[Saved data entries]
------
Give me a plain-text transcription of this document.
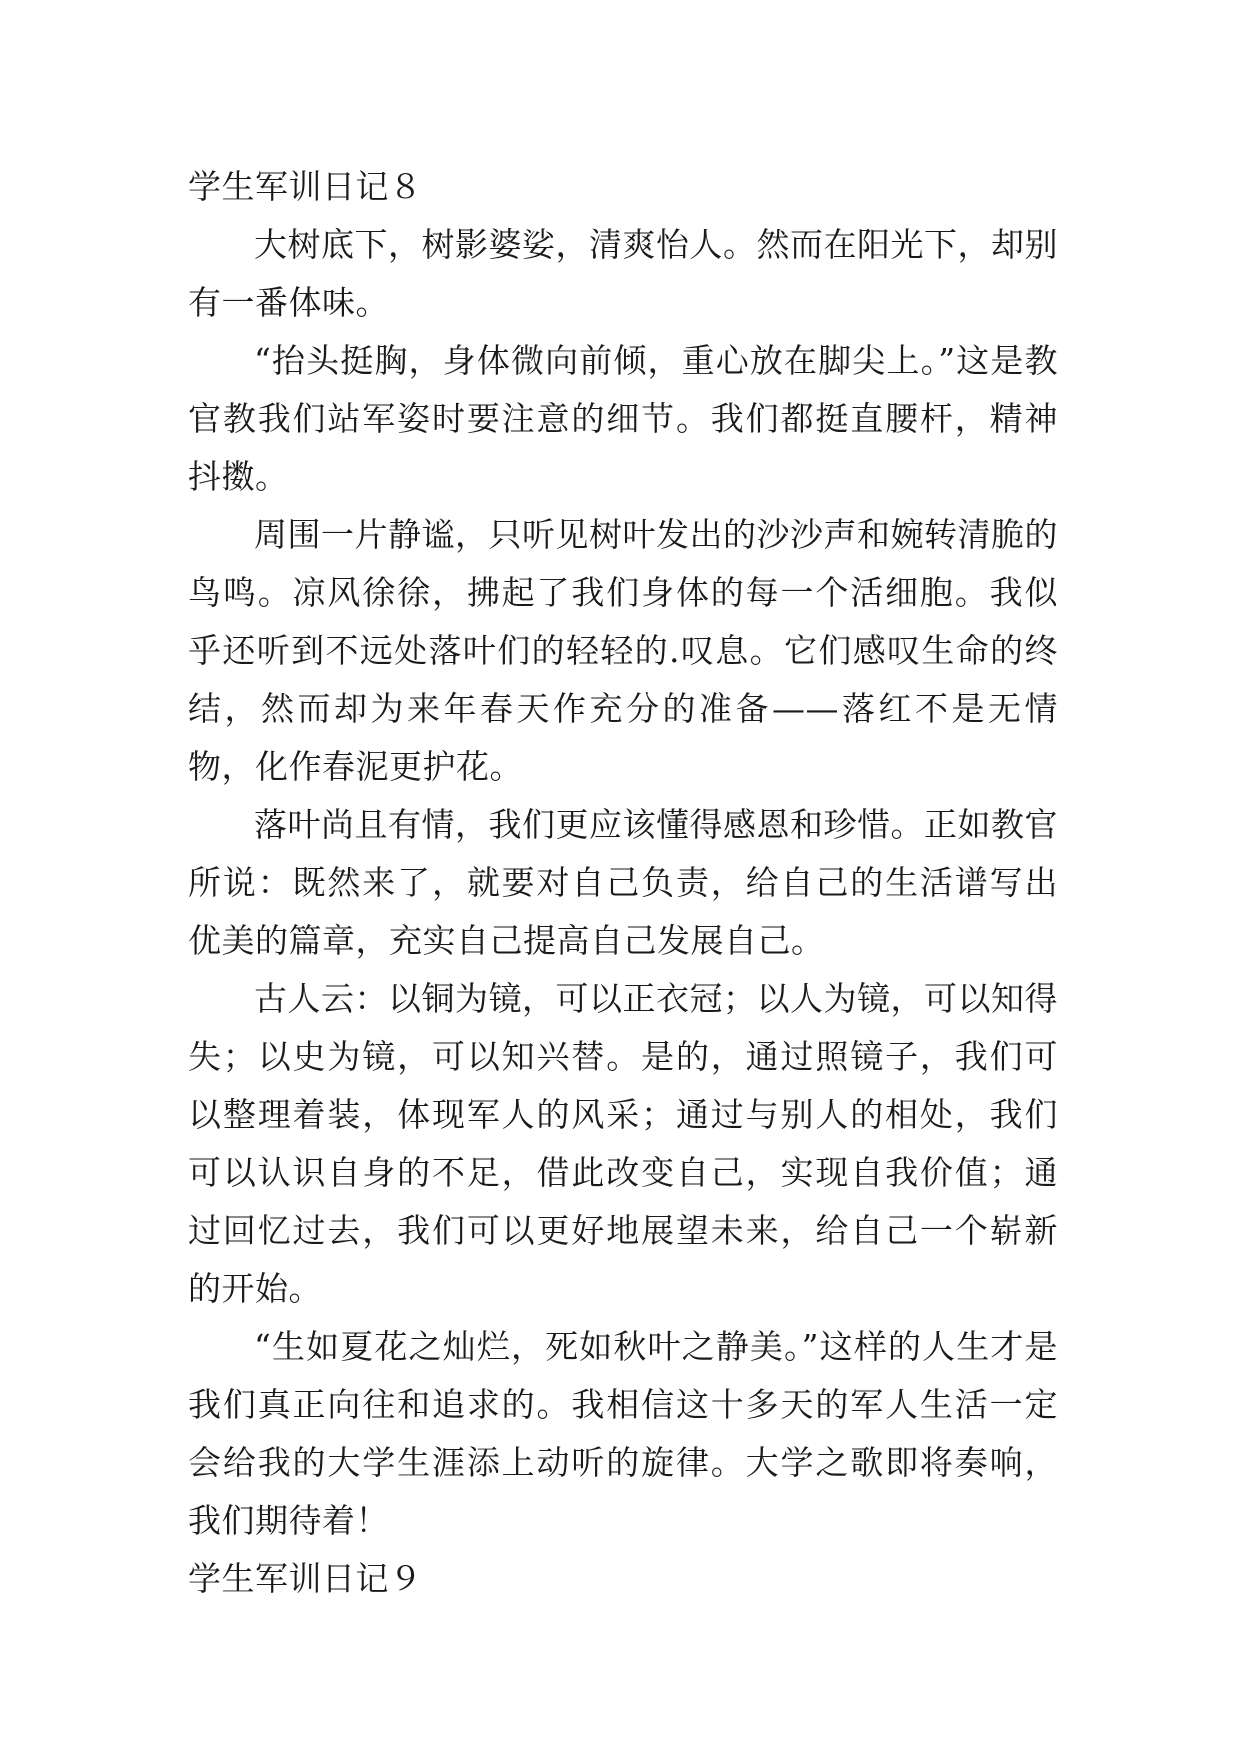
学生军训日记８

大树底下，树影婆娑，清爽怡人。然而在阳光下，却别有一番体味。

“抬头挺胸，身体微向前倾，重心放在脚尖上。”这是教官教我们站军姿时要注意的细节。我们都挺直腰杆，精神抖擞。

周围一片静谧，只听见树叶发出的沙沙声和婉转清脆的鸟鸣。凉风徐徐，拂起了我们身体的每一个活细胞。我似乎还听到不远处落叶们的轻轻的.叹息。它们感叹生命的终结，然而却为来年春天作充分的准备——落红不是无情物，化作春泥更护花。

落叶尚且有情，我们更应该懂得感恩和珍惜。正如教官所说：既然来了，就要对自己负责，给自己的生活谱写出优美的篇章，充实自己提高自己发展自己。

古人云：以铜为镜，可以正衣冠；以人为镜，可以知得失；以史为镜，可以知兴替。是的，通过照镜子，我们可以整理着装，体现军人的风采；通过与别人的相处，我们可以认识自身的不足，借此改变自己，实现自我价值；通过回忆过去，我们可以更好地展望未来，给自己一个崭新的开始。

“生如夏花之灿烂，死如秋叶之静美。”这样的人生才是我们真正向往和追求的。我相信这十多天的军人生活一定会给我的大学生涯添上动听的旋律。大学之歌即将奏响，我们期待着！

学生军训日记９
------
TASK GOAL:
Reproduce the data word for word, excluding its pictures.

TASK ANSWER:
Give me a plain-text transcription of this document.
学生军训日记８

大树底下，树影婆娑，清爽怡人。然而在阳光下，却别有一番体味。

“抬头挺胸，身体微向前倾，重心放在脚尖上。”这是教官教我们站军姿时要注意的细节。我们都挺直腰杆，精神抖擞。

周围一片静谧，只听见树叶发出的沙沙声和婉转清脆的鸟鸣。凉风徐徐，拂起了我们身体的每一个活细胞。我似乎还听到不远处落叶们的轻轻的.叹息。它们感叹生命的终结，然而却为来年春天作充分的准备——落红不是无情物，化作春泥更护花。

落叶尚且有情，我们更应该懂得感恩和珍惜。正如教官所说：既然来了，就要对自己负责，给自己的生活谱写出优美的篇章，充实自己提高自己发展自己。

古人云：以铜为镜，可以正衣冠；以人为镜，可以知得失；以史为镜，可以知兴替。是的，通过照镜子，我们可以整理着装，体现军人的风采；通过与别人的相处，我们可以认识自身的不足，借此改变自己，实现自我价值；通过回忆过去，我们可以更好地展望未来，给自己一个崭新的开始。

“生如夏花之灿烂，死如秋叶之静美。”这样的人生才是我们真正向往和追求的。我相信这十多天的军人生活一定会给我的大学生涯添上动听的旋律。大学之歌即将奏响，我们期待着！

学生军训日记９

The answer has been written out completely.